Dataset records:
■ ■ ■ ■ ■ ■ ■

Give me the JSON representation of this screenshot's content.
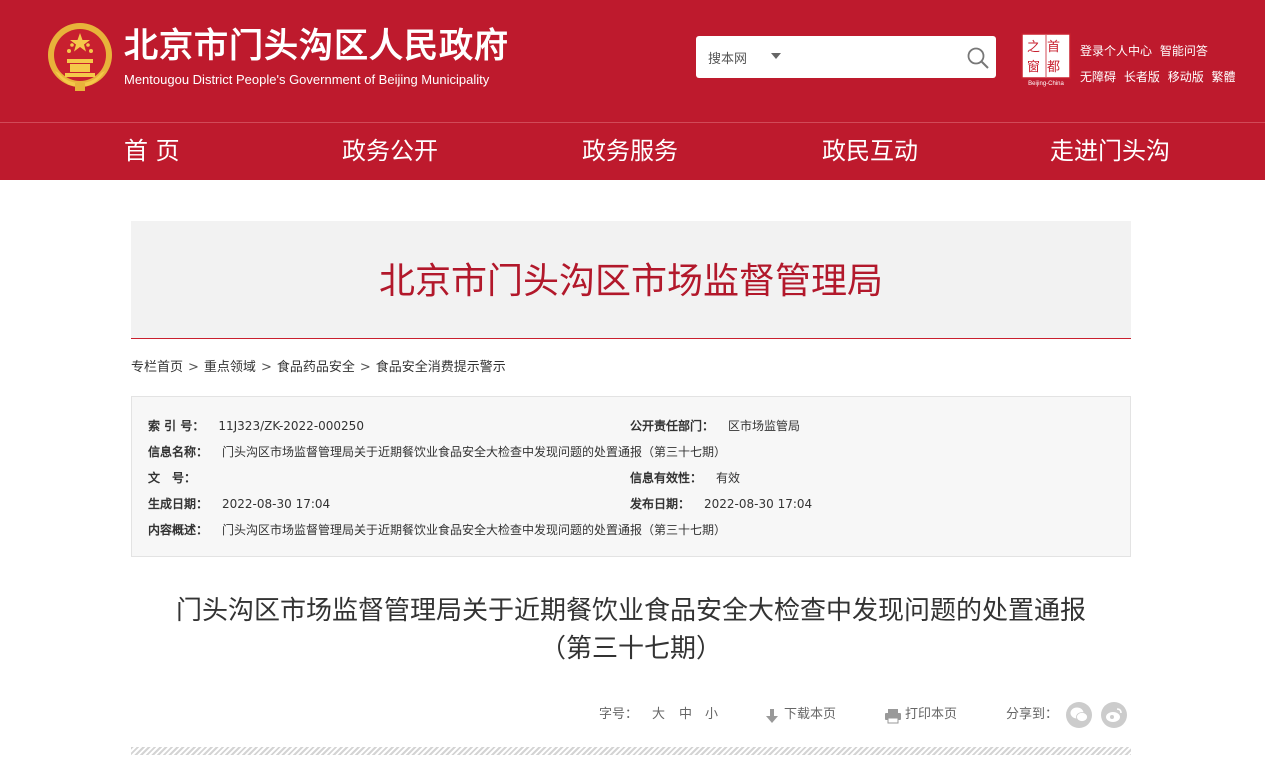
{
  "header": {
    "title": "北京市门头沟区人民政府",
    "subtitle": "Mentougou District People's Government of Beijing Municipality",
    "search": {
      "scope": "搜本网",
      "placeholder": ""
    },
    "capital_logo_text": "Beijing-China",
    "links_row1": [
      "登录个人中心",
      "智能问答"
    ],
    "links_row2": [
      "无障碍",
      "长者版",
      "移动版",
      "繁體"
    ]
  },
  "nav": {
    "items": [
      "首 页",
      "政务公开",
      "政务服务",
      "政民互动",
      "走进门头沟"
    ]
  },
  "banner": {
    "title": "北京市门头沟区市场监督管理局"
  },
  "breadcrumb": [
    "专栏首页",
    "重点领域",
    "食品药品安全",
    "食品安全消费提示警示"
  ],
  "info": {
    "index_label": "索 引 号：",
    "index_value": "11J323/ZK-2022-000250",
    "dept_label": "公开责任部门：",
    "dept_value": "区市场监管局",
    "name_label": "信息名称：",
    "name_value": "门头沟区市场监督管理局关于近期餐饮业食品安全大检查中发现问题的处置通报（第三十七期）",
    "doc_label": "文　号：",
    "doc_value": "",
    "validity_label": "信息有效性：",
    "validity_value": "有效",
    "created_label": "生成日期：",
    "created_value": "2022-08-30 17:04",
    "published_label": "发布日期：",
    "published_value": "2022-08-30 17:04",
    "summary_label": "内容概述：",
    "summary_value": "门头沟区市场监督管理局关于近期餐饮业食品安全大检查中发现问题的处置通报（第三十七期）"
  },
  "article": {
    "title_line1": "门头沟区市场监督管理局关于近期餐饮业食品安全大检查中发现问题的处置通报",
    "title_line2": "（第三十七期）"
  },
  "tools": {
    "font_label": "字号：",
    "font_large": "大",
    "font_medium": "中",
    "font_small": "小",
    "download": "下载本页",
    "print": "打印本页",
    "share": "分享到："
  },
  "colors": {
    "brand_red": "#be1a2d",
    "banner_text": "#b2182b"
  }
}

■ ■ ■ ■ ■ ■ ■

### Problem to solve
Write out the entries above word for word. Do not include the pictures.

### Solution to this exercise
Give me the JSON representation of this screenshot's content.
{
  "header": {
    "title": "北京市门头沟区人民政府",
    "subtitle": "Mentougou District People's Government of Beijing Municipality",
    "search": {
      "scope": "搜本网",
      "placeholder": ""
    },
    "capital_logo_text": "Beijing-China",
    "links_row1": [
      "登录个人中心",
      "智能问答"
    ],
    "links_row2": [
      "无障碍",
      "长者版",
      "移动版",
      "繁體"
    ]
  },
  "nav": {
    "items": [
      "首 页",
      "政务公开",
      "政务服务",
      "政民互动",
      "走进门头沟"
    ]
  },
  "banner": {
    "title": "北京市门头沟区市场监督管理局"
  },
  "breadcrumb": [
    "专栏首页",
    "重点领域",
    "食品药品安全",
    "食品安全消费提示警示"
  ],
  "info": {
    "index_label": "索 引 号：",
    "index_value": "11J323/ZK-2022-000250",
    "dept_label": "公开责任部门：",
    "dept_value": "区市场监管局",
    "name_label": "信息名称：",
    "name_value": "门头沟区市场监督管理局关于近期餐饮业食品安全大检查中发现问题的处置通报（第三十七期）",
    "doc_label": "文　号：",
    "doc_value": "",
    "validity_label": "信息有效性：",
    "validity_value": "有效",
    "created_label": "生成日期：",
    "created_value": "2022-08-30 17:04",
    "published_label": "发布日期：",
    "published_value": "2022-08-30 17:04",
    "summary_label": "内容概述：",
    "summary_value": "门头沟区市场监督管理局关于近期餐饮业食品安全大检查中发现问题的处置通报（第三十七期）"
  },
  "article": {
    "title_line1": "门头沟区市场监督管理局关于近期餐饮业食品安全大检查中发现问题的处置通报",
    "title_line2": "（第三十七期）"
  },
  "tools": {
    "font_label": "字号：",
    "font_large": "大",
    "font_medium": "中",
    "font_small": "小",
    "download": "下载本页",
    "print": "打印本页",
    "share": "分享到："
  },
  "colors": {
    "brand_red": "#be1a2d",
    "banner_text": "#b2182b"
  }
}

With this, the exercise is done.